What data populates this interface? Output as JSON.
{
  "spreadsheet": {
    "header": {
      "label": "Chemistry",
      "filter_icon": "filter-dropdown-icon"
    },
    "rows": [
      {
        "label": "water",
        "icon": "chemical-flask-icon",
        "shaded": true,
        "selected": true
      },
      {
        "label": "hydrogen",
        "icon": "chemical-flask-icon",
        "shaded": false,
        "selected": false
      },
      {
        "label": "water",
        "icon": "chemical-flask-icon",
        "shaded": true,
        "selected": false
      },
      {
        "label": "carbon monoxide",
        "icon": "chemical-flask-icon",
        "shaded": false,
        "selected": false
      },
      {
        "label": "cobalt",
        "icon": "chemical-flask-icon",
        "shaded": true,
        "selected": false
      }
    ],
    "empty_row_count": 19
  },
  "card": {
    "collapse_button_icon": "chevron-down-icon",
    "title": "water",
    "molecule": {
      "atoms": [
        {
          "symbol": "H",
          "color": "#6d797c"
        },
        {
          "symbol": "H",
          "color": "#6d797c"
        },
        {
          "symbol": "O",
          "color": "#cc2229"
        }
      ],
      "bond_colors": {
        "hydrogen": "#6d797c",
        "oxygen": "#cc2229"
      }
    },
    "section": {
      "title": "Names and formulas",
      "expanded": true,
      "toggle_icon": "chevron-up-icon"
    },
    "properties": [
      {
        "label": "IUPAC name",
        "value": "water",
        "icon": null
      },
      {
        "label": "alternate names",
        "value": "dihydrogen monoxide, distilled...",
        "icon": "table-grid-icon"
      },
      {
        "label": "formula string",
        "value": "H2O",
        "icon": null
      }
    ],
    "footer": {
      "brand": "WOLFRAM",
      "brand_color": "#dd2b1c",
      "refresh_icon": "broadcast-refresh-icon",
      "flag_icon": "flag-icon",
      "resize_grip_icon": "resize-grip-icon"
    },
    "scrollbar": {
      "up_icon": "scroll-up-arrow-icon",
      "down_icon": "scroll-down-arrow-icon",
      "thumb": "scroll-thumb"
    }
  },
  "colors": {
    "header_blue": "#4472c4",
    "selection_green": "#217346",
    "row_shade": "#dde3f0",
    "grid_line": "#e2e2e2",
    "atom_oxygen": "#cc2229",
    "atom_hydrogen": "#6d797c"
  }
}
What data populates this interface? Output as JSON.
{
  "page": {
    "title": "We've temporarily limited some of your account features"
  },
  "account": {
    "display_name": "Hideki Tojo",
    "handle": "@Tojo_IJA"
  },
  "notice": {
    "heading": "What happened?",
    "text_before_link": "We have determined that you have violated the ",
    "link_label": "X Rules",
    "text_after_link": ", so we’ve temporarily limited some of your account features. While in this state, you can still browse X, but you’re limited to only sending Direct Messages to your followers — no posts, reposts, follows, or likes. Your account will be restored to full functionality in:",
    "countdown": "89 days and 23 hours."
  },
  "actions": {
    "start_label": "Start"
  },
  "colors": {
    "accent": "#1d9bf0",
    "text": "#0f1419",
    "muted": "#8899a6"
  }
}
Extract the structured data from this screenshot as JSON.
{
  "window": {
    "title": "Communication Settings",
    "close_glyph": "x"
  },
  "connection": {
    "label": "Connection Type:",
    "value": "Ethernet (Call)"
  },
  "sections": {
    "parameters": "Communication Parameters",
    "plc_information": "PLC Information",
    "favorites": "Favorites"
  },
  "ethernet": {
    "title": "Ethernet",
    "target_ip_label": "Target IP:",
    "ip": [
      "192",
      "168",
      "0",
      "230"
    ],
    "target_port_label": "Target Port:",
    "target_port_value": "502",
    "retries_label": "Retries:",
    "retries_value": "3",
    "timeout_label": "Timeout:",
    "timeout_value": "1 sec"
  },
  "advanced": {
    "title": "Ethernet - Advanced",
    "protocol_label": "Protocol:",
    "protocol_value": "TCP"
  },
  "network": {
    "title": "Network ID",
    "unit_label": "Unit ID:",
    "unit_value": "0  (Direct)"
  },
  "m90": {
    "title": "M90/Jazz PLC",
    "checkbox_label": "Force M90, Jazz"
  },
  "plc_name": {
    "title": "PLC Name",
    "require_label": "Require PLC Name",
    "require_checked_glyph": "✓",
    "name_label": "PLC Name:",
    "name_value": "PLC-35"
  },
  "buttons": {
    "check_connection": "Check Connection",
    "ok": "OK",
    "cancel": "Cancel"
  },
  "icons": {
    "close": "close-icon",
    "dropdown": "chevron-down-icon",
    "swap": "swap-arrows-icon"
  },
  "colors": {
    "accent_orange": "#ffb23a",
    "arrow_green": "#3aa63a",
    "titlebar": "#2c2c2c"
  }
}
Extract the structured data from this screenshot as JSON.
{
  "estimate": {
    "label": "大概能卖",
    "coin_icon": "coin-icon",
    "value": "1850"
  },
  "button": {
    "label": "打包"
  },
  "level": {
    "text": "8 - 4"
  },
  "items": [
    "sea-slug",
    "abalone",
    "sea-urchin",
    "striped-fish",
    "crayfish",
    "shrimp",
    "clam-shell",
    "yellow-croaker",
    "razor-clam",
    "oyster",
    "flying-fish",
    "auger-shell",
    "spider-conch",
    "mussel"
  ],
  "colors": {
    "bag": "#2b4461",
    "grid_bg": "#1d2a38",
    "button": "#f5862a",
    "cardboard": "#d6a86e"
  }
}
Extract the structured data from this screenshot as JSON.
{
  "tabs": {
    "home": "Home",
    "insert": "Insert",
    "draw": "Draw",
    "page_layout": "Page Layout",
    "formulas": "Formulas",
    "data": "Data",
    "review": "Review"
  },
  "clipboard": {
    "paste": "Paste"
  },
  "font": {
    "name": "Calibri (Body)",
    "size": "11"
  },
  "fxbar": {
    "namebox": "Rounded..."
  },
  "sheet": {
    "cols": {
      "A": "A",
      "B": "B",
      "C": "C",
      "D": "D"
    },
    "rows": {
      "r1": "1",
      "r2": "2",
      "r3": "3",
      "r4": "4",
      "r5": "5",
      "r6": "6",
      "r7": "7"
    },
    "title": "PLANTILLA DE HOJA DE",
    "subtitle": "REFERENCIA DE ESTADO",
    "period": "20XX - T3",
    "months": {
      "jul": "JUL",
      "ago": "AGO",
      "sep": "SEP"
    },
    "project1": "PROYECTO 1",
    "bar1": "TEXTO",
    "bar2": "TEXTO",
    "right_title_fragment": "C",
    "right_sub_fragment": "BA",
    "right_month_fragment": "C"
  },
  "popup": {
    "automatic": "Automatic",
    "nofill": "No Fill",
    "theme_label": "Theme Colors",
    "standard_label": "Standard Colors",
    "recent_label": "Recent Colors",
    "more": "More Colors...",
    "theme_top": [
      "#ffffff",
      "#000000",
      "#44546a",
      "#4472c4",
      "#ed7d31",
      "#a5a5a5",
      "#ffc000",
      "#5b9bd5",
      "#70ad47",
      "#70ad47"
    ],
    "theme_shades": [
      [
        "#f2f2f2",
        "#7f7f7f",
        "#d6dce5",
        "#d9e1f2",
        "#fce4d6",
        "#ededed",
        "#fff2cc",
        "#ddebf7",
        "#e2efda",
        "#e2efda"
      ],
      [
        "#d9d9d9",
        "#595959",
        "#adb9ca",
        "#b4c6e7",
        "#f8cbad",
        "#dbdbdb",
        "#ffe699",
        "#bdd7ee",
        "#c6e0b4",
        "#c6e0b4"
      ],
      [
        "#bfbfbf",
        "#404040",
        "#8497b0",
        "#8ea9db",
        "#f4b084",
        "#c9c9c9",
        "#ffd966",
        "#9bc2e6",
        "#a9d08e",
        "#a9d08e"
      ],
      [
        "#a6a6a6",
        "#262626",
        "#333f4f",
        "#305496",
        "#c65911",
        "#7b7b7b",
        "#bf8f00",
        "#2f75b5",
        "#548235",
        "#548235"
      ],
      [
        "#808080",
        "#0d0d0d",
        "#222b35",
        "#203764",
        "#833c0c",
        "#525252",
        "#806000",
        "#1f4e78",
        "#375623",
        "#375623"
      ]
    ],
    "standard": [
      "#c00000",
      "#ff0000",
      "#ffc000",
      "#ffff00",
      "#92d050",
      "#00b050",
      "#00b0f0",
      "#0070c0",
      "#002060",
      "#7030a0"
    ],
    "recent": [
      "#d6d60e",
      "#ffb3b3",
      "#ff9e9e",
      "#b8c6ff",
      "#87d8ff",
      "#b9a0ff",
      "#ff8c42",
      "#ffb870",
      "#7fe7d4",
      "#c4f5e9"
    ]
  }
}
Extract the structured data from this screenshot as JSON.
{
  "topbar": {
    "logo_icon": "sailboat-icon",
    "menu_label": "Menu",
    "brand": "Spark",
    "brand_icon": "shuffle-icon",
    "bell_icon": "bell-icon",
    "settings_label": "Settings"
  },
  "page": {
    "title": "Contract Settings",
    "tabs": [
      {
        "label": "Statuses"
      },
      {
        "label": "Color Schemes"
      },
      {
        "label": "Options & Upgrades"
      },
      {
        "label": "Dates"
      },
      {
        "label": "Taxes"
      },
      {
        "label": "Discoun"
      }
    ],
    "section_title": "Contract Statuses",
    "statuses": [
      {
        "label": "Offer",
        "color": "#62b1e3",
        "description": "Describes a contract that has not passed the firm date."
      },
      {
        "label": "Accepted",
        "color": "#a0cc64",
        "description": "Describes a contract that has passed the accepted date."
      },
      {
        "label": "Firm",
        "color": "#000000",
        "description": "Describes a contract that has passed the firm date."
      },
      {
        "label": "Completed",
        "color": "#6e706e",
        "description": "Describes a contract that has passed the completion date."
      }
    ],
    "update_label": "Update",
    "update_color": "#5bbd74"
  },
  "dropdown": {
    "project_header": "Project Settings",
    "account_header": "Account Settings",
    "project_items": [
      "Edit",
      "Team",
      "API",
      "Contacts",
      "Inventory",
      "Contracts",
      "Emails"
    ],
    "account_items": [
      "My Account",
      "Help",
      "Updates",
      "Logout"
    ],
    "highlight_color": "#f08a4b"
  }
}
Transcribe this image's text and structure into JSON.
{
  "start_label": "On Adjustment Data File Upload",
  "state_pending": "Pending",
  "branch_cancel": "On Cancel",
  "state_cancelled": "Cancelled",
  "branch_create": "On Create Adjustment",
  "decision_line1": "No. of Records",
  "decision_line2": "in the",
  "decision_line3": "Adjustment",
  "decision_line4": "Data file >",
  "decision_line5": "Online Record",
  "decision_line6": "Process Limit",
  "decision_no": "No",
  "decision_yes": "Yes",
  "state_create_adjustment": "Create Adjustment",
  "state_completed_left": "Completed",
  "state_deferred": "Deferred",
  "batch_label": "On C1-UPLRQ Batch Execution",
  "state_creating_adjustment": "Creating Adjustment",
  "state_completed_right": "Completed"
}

TASK TO COMPLETE :: Pull out each line of the records holding the string "temporarily".

SOLUTION TO THIS PROBLEM ::
    "title": "We've temporarily limited some of your account features"
    "text_after_link": ", so we’ve temporarily limited some of your account features. While in this state, you can still browse X, but you’re limited to only sending Direct Messages to your followers — no posts, reposts, follows, or likes. Your account will be restored to full functionality in:",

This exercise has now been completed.